- **AIM OF THE TASK**: Write out the stretch of the organizational skills text from "Organizational skills are" through "the recovery process.", word for word.

Organizational skills are critical for completing essential everyday tasks across a multitude of occupational areas, such as activities of daily living, education, work, sleep, leisure, and social participation. Mental illness is often associated with cognitive deficits that negatively affect organizational skills and time management. Improving clients’ cognitive skill sets has the potential to help them enhance their performance of critical life tasks and further the recovery process.
One intervention to enhance cognitive skills is the OT: Let’s Get Organized (OT:LGO) program, a 20-week group intervention aimed at improving organizational and time management skills for clients with co-occurring substance-related and psychiatric disorders. The intervention was initially developed and implemented at Palladia, Inc., Starhill, a residential drug treatment facility. In OT:LGO, clients gain an understanding of how to take control of their daily lives by using cognitive adaptors—such as alarm clocks, watches, and appointment books—as organizers and memory aids. Each session follows a similar structure in order to build organizational habits and promote consistency. The sessions begin with clients using an emotional checklist to understand how mood affects their ability to learn. The bulk of each session consists of various therapeutic activities, ranging from the creation of color-coded time construction charts to graphing circadian rhythms for comparing energy levels with task requirements. The sessions end with homework, and clients are expected to use their appointment books on a daily basis. Through habitual use, clients begin to view their appointment books as a history of their daily lives, enabling them to concretely and graphically see the progress and process of their recovery.
Another important component of OT:LGO is the Clean Sweep session, which helps clients learn how to clean and maintain an organized living space. The Clean Sweep session is critical for helping clients learn how to reduce stress by decluttering their living environment so that it can be safe and organized. The strategies learned in this session allow clients to maximize time management by minimizing time and energy spent locating important items, such as bills, clothing, or eyeglasses.

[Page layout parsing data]
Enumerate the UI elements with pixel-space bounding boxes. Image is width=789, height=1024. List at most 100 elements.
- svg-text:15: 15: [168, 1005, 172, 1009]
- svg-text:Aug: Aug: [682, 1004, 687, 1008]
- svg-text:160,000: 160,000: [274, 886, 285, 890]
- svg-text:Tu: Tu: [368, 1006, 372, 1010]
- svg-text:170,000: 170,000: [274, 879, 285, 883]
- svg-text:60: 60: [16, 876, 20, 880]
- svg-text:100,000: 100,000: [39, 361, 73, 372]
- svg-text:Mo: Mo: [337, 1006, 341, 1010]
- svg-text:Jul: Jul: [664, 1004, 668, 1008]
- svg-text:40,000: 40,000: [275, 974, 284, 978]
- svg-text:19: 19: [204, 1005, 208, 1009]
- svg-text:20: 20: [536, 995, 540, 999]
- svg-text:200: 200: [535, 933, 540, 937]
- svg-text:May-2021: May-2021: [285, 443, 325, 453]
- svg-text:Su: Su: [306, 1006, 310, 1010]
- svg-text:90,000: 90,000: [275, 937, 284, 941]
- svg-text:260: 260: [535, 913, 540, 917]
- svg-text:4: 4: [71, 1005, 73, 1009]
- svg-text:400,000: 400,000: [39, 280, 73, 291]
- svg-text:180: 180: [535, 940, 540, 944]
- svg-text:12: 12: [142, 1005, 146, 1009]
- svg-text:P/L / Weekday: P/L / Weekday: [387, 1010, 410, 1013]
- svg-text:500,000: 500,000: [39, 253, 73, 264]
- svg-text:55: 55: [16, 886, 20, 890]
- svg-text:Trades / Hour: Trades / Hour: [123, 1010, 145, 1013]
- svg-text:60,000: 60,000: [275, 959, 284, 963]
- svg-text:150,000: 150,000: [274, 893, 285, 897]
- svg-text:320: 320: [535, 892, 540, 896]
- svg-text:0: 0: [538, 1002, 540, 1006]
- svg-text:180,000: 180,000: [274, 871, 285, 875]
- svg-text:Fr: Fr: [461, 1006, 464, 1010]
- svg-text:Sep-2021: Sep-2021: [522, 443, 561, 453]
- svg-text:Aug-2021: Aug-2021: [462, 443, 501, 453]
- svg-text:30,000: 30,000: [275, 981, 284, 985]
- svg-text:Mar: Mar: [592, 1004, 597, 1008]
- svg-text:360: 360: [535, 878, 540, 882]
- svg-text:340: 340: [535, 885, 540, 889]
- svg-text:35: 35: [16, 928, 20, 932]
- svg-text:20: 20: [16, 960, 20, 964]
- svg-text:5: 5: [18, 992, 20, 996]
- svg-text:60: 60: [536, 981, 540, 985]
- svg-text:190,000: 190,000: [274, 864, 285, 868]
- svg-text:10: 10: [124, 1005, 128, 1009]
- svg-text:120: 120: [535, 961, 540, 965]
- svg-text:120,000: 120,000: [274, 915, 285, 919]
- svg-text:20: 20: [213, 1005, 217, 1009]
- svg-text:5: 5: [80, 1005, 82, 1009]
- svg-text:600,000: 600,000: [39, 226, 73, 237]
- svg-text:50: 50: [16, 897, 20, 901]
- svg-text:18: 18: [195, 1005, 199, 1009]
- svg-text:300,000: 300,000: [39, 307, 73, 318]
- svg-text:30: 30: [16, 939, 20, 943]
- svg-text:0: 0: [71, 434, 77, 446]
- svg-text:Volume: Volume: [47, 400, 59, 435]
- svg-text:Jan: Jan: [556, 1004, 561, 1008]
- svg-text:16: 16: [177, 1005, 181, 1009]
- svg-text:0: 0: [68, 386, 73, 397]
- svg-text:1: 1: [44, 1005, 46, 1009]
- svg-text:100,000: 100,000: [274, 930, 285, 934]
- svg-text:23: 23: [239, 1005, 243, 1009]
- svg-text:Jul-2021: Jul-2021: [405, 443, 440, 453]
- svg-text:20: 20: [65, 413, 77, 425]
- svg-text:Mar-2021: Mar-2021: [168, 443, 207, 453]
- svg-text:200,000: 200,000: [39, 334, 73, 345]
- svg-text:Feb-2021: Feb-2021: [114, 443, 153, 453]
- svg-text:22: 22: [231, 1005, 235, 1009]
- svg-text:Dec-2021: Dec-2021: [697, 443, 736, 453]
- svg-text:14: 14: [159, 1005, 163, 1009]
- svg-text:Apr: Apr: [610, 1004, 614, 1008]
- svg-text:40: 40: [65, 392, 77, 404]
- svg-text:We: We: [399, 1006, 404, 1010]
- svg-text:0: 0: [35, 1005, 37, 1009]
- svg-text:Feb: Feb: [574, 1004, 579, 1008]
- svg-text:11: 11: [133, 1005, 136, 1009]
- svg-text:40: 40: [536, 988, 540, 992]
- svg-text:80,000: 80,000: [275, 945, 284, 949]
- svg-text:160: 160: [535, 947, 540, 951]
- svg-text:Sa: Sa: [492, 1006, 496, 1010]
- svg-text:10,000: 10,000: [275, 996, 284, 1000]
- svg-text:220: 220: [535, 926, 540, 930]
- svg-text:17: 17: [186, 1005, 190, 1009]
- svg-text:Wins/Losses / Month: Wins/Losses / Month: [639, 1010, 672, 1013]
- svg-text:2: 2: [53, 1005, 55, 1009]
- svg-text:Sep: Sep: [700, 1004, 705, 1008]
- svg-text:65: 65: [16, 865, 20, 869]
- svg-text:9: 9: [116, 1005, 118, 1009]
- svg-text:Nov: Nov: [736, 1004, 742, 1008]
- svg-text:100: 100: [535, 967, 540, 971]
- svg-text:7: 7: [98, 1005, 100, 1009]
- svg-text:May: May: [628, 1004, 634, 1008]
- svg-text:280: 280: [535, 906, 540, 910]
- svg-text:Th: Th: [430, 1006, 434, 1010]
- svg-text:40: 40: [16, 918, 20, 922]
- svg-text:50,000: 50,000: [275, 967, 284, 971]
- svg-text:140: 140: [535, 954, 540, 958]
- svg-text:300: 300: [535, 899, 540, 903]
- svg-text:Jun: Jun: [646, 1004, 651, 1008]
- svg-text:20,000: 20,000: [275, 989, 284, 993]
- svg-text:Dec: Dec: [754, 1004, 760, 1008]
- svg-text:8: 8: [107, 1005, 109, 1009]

- **ANSWER TO THE EXERCISE**:
Organizational skills are critical for completing essential everyday tasks across a multitude of occupational areas, such as activities of daily living, education, work, sleep, leisure, and social participation. Mental illness is often associated with cognitive deficits that negatively affect organizational skills and time management. Improving clients’ cognitive skill sets has the potential to help them enhance their performance of critical life tasks and further the recovery process.